* Start EXERCISE INPUT *
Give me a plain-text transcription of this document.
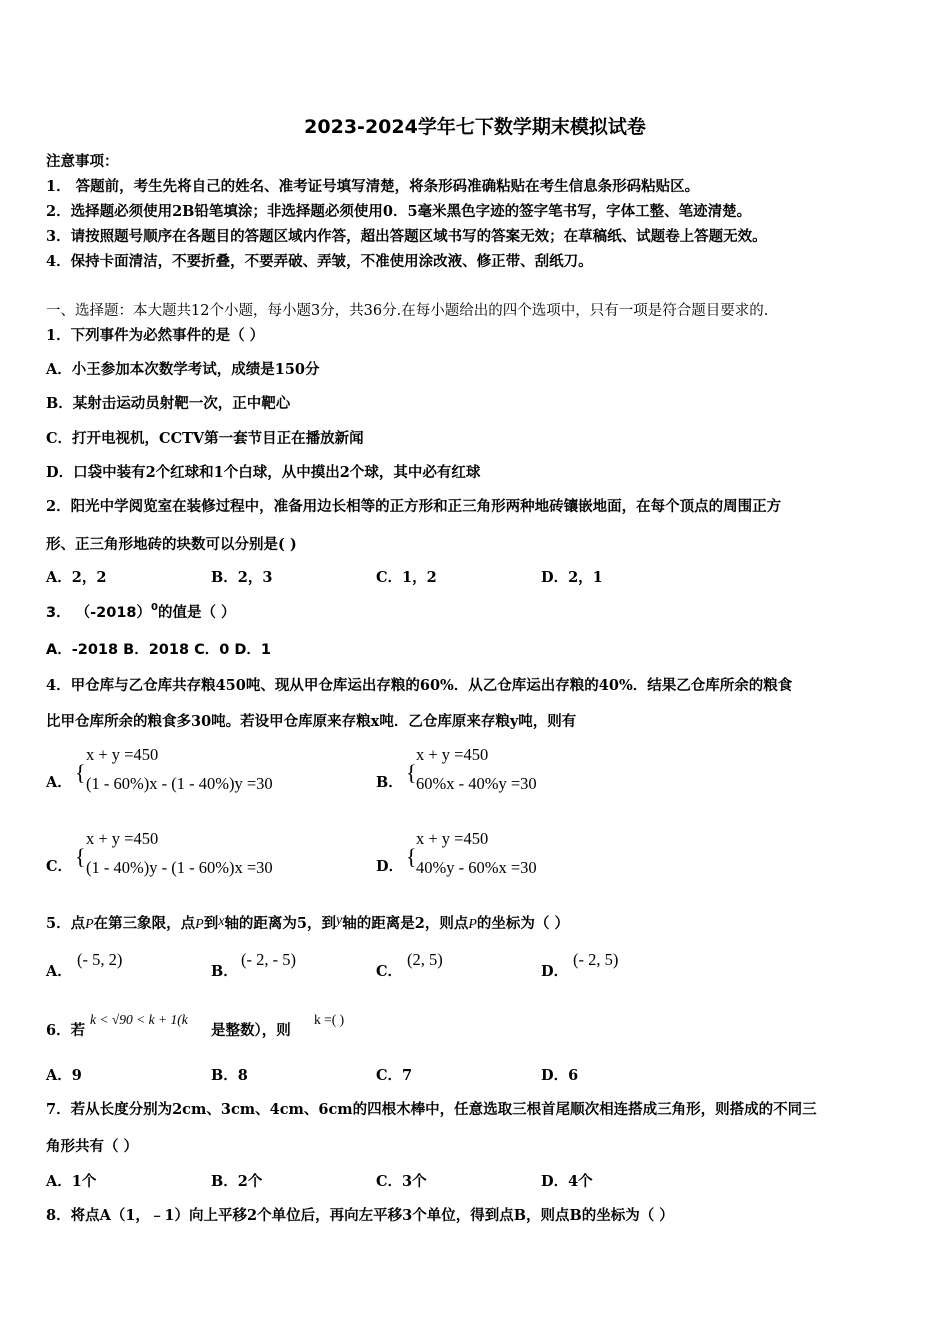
2023-2024学年七下数学期末模拟试卷
注意事项：
1． 答题前，考生先将自己的姓名、准考证号填写清楚，将条形码准确粘贴在考生信息条形码粘贴区。
2．选择题必须使用2B铅笔填涂；非选择题必须使用0．5毫米黑色字迹的签字笔书写，字体工整、笔迹清楚。
3．请按照题号顺序在各题目的答题区域内作答，超出答题区域书写的答案无效；在草稿纸、试题卷上答题无效。
4．保持卡面清洁，不要折叠，不要弄破、弄皱，不准使用涂改液、修正带、刮纸刀。
一、选择题：本大题共12个小题，每小题3分，共36分.在每小题给出的四个选项中，只有一项是符合题目要求的.
1．下列事件为必然事件的是（ ）
A．小王参加本次数学考试，成绩是150分
B．某射击运动员射靶一次，正中靶心
C．打开电视机，CCTV第一套节目正在播放新闻
D．口袋中装有2个红球和1个白球，从中摸出2个球，其中必有红球
2．阳光中学阅览室在装修过程中，准备用边长相等的正方形和正三角形两种地砖镶嵌地面，在每个顶点的周围正方
形、正三角形地砖的块数可以分别是( )
A．2，2	B．2，3	C．1，2	D．2，1
3． $(-2018)^0$的值是（ ）
A．-2018 B．2018 C．0 D．1
4．甲仓库与乙仓库共存粮450吨、现从甲仓库运出存粮的60%．从乙仓库运出存粮的40%．结果乙仓库所余的粮食
比甲仓库所余的粮食多30吨。若设甲仓库原来存粮x吨．乙仓库原来存粮y吨，则有
A． {
x + y =450
(1 - 60%)x - (1 - 40%)y =30	B． {
x + y =450
60%x - 40%y =30
C． {
x + y =450
(1 - 40%)y - (1 - 60%)x =30	D． {
x + y =450
40%y - 60%x =30
5．点P在第三象限，点P到x轴的距离为5，到y轴的距离是2，则点P的坐标为（ ）
A．
(- 5, 2)
B．
(- 2, - 5)
C．
(2, 5)
D．
(- 2, 5)
6．若
k < √90 < k + 1(k
是整数），则
k =( )
A．9	B．8	C．7	D．6
7．若从长度分别为2cm、3cm、4cm、6cm的四根木棒中，任意选取三根首尾顺次相连搭成三角形，则搭成的不同三
角形共有（ ）
A．1个	B．2个	C．3个	D．4个
8．将点A（1，﹣1）向上平移2个单位后，再向左平移3个单位，得到点B，则点B的坐标为（ ）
* End EXERCISE INPUT *
* _AIM_
Output all of the data exactly as it stands, minus any images.

* _CORRECT ANSWER_
Give me a plain-text transcription of this document.
2023-2024学年七下数学期末模拟试卷
注意事项：
1． 答题前，考生先将自己的姓名、准考证号填写清楚，将条形码准确粘贴在考生信息条形码粘贴区。
2．选择题必须使用2B铅笔填涂；非选择题必须使用0．5毫米黑色字迹的签字笔书写，字体工整、笔迹清楚。
3．请按照题号顺序在各题目的答题区域内作答，超出答题区域书写的答案无效；在草稿纸、试题卷上答题无效。
4．保持卡面清洁，不要折叠，不要弄破、弄皱，不准使用涂改液、修正带、刮纸刀。
一、选择题：本大题共12个小题，每小题3分，共36分.在每小题给出的四个选项中，只有一项是符合题目要求的.
1．下列事件为必然事件的是（ ）
A．小王参加本次数学考试，成绩是150分
B．某射击运动员射靶一次，正中靶心
C．打开电视机，CCTV第一套节目正在播放新闻
D．口袋中装有2个红球和1个白球，从中摸出2个球，其中必有红球
2．阳光中学阅览室在装修过程中，准备用边长相等的正方形和正三角形两种地砖镶嵌地面，在每个顶点的周围正方
形、正三角形地砖的块数可以分别是( )
A．2，2	B．2，3	C．1，2	D．2，1
3． $(-2018)^0$的值是（ ）
A．-2018 B．2018 C．0 D．1
4．甲仓库与乙仓库共存粮450吨、现从甲仓库运出存粮的60%．从乙仓库运出存粮的40%．结果乙仓库所余的粮食
比甲仓库所余的粮食多30吨。若设甲仓库原来存粮x吨．乙仓库原来存粮y吨，则有
A． {
x + y =450
(1 - 60%)x - (1 - 40%)y =30	B． {
x + y =450
60%x - 40%y =30
C． {
x + y =450
(1 - 40%)y - (1 - 60%)x =30	D． {
x + y =450
40%y - 60%x =30
5．点P在第三象限，点P到x轴的距离为5，到y轴的距离是2，则点P的坐标为（ ）
A．
(- 5, 2)
B．
(- 2, - 5)
C．
(2, 5)
D．
(- 2, 5)
6．若
k < √90 < k + 1(k
是整数），则
k =( )
A．9	B．8	C．7	D．6
7．若从长度分别为2cm、3cm、4cm、6cm的四根木棒中，任意选取三根首尾顺次相连搭成三角形，则搭成的不同三
角形共有（ ）
A．1个	B．2个	C．3个	D．4个
8．将点A（1，﹣1）向上平移2个单位后，再向左平移3个单位，得到点B，则点B的坐标为（ ）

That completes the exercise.